**** LÍNEAS PROPORCIONADAS ****

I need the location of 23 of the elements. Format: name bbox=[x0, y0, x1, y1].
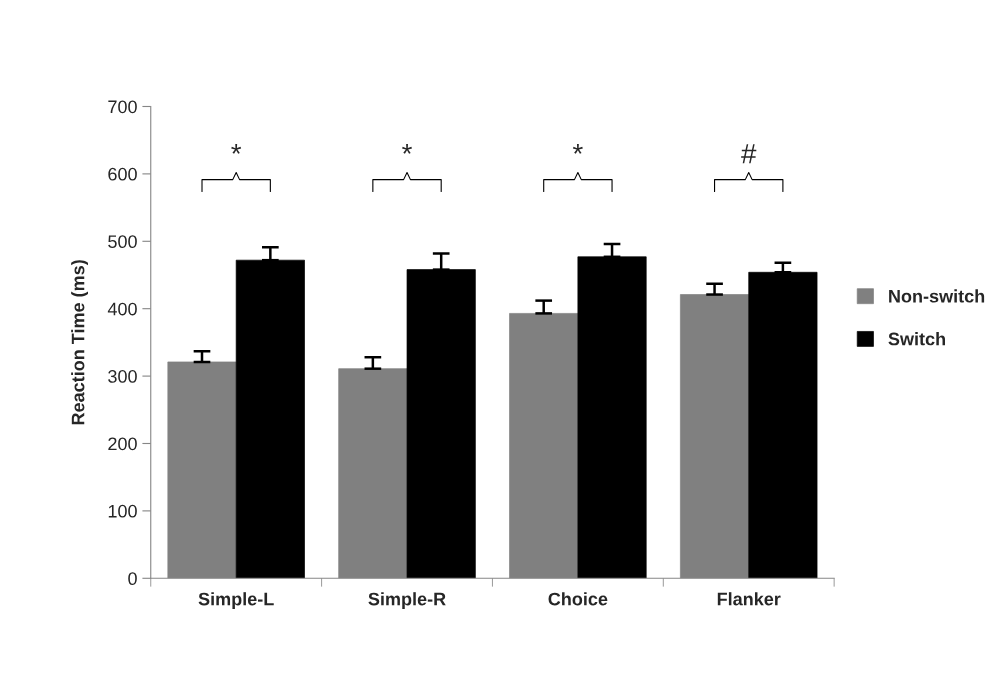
x-tick-label: Flanker bbox=[717, 592, 781, 606]
y-tick-label: 500 bbox=[108, 235, 137, 249]
bar bbox=[406, 269, 476, 579]
y-tick-label: 400 bbox=[107, 302, 137, 316]
y-tick-label: 700 bbox=[108, 100, 137, 114]
legend-label: Switch bbox=[888, 332, 945, 346]
y-tick-label: 100 bbox=[108, 504, 137, 518]
annotation: * bbox=[402, 144, 412, 154]
y-tick-label: 300 bbox=[108, 370, 137, 383]
y-tick-label: 200 bbox=[108, 437, 137, 451]
x-tick-label: Simple-R bbox=[368, 592, 446, 610]
x-tick-label: Choice bbox=[548, 592, 608, 606]
x-tick-label: Simple-L bbox=[198, 592, 274, 610]
annotation: * bbox=[572, 144, 583, 154]
bar bbox=[748, 271, 818, 579]
bar bbox=[235, 259, 305, 579]
annotation: * bbox=[231, 144, 242, 154]
annotation: # bbox=[741, 144, 757, 164]
bar bbox=[577, 256, 647, 579]
legend-label: Non-switch bbox=[889, 289, 985, 303]
y-tick-label: 600 bbox=[108, 167, 137, 181]
y-tick-label: 0 bbox=[128, 572, 137, 586]
y-axis-title: Reaction Time (ms) bbox=[71, 260, 88, 425]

****

## [TAREA PENDIENTE]
Renombra "Flanker" como "Stroop" y reproduce todas las líneas anteriores con ese único cambio, sin alterar nada más. Deja la imagen fuera de la respuesta.

## [RESPUESTA]
I need the location of 23 of the elements. Format: name bbox=[x0, y0, x1, y1].
x-tick-label: Stroop bbox=[717, 592, 781, 606]
y-tick-label: 500 bbox=[108, 235, 137, 249]
bar bbox=[406, 269, 476, 579]
y-tick-label: 400 bbox=[107, 302, 137, 316]
y-tick-label: 700 bbox=[108, 100, 137, 114]
legend-label: Switch bbox=[888, 332, 945, 346]
y-tick-label: 100 bbox=[108, 504, 137, 518]
annotation: * bbox=[402, 144, 412, 154]
y-tick-label: 300 bbox=[108, 370, 137, 383]
y-tick-label: 200 bbox=[108, 437, 137, 451]
x-tick-label: Simple-R bbox=[368, 592, 446, 610]
x-tick-label: Choice bbox=[548, 592, 608, 606]
x-tick-label: Simple-L bbox=[198, 592, 274, 610]
annotation: * bbox=[572, 144, 583, 154]
bar bbox=[748, 271, 818, 579]
bar bbox=[235, 259, 305, 579]
annotation: * bbox=[231, 144, 242, 154]
annotation: # bbox=[741, 144, 757, 164]
bar bbox=[577, 256, 647, 579]
legend-label: Non-switch bbox=[889, 289, 985, 303]
y-tick-label: 600 bbox=[108, 167, 137, 181]
y-tick-label: 0 bbox=[128, 572, 137, 586]
y-axis-title: Reaction Time (ms) bbox=[71, 260, 88, 425]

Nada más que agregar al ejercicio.